Can you recast the records below as a JSON list of strings, with one string for each line and blank lines left out?

-- Start of Supplied records --

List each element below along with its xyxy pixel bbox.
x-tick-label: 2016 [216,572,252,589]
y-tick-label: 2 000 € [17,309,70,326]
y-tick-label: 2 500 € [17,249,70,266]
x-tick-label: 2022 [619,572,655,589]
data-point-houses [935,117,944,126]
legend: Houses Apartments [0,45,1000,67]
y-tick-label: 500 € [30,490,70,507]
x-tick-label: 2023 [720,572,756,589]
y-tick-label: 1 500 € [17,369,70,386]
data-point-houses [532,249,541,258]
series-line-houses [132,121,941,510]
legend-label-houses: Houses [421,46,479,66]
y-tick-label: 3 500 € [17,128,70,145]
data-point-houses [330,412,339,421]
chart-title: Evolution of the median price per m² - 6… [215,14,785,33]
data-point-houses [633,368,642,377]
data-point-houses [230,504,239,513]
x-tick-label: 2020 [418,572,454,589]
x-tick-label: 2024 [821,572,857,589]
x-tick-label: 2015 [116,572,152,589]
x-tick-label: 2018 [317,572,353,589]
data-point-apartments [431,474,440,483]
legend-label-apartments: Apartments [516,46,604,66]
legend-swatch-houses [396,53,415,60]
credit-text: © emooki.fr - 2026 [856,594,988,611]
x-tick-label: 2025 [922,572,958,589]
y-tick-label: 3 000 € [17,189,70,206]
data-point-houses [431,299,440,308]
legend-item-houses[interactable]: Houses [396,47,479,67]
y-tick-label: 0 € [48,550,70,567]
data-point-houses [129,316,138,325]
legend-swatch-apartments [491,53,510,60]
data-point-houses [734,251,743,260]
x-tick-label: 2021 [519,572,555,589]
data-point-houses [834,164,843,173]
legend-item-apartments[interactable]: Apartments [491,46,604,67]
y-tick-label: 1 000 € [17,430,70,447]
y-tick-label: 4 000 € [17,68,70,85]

-- End of Supplied records --

# Output of the exercise:
[
  "List each element below along with its xyxy pixel bbox.",
  "x-tick-label: 2016 [216,572,252,589]",
  "y-tick-label: 2 000 € [17,309,70,326]",
  "y-tick-label: 2 500 € [17,249,70,266]",
  "x-tick-label: 2022 [619,572,655,589]",
  "data-point-houses [935,117,944,126]",
  "legend: Houses Apartments [0,45,1000,67]",
  "y-tick-label: 500 € [30,490,70,507]",
  "x-tick-label: 2023 [720,572,756,589]",
  "y-tick-label: 1 500 € [17,369,70,386]",
  "data-point-houses [532,249,541,258]",
  "series-line-houses [132,121,941,510]",
  "legend-label-houses: Houses [421,46,479,66]",
  "y-tick-label: 3 500 € [17,128,70,145]",
  "data-point-houses [330,412,339,421]",
  "chart-title: Evolution of the median price per m² - 6… [215,14,785,33]",
  "data-point-houses [633,368,642,377]",
  "data-point-houses [230,504,239,513]",
  "x-tick-label: 2020 [418,572,454,589]",
  "x-tick-label: 2024 [821,572,857,589]",
  "x-tick-label: 2015 [116,572,152,589]",
  "x-tick-label: 2018 [317,572,353,589]",
  "data-point-apartments [431,474,440,483]",
  "legend-label-apartments: Apartments [516,46,604,66]",
  "legend-swatch-houses [396,53,415,60]",
  "credit-text: © emooki.fr - 2026 [856,594,988,611]",
  "x-tick-label: 2025 [922,572,958,589]",
  "y-tick-label: 3 000 € [17,189,70,206]",
  "data-point-houses [431,299,440,308]",
  "legend-item-houses[interactable]: Houses [396,47,479,67]",
  "y-tick-label: 0 € [48,550,70,567]",
  "data-point-houses [129,316,138,325]",
  "legend-swatch-apartments [491,53,510,60]",
  "data-point-houses [734,251,743,260]",
  "x-tick-label: 2021 [519,572,555,589]",
  "data-point-houses [834,164,843,173]",
  "legend-item-apartments[interactable]: Apartments [491,46,604,67]",
  "y-tick-label: 1 000 € [17,430,70,447]",
  "y-tick-label: 4 000 € [17,68,70,85]"
]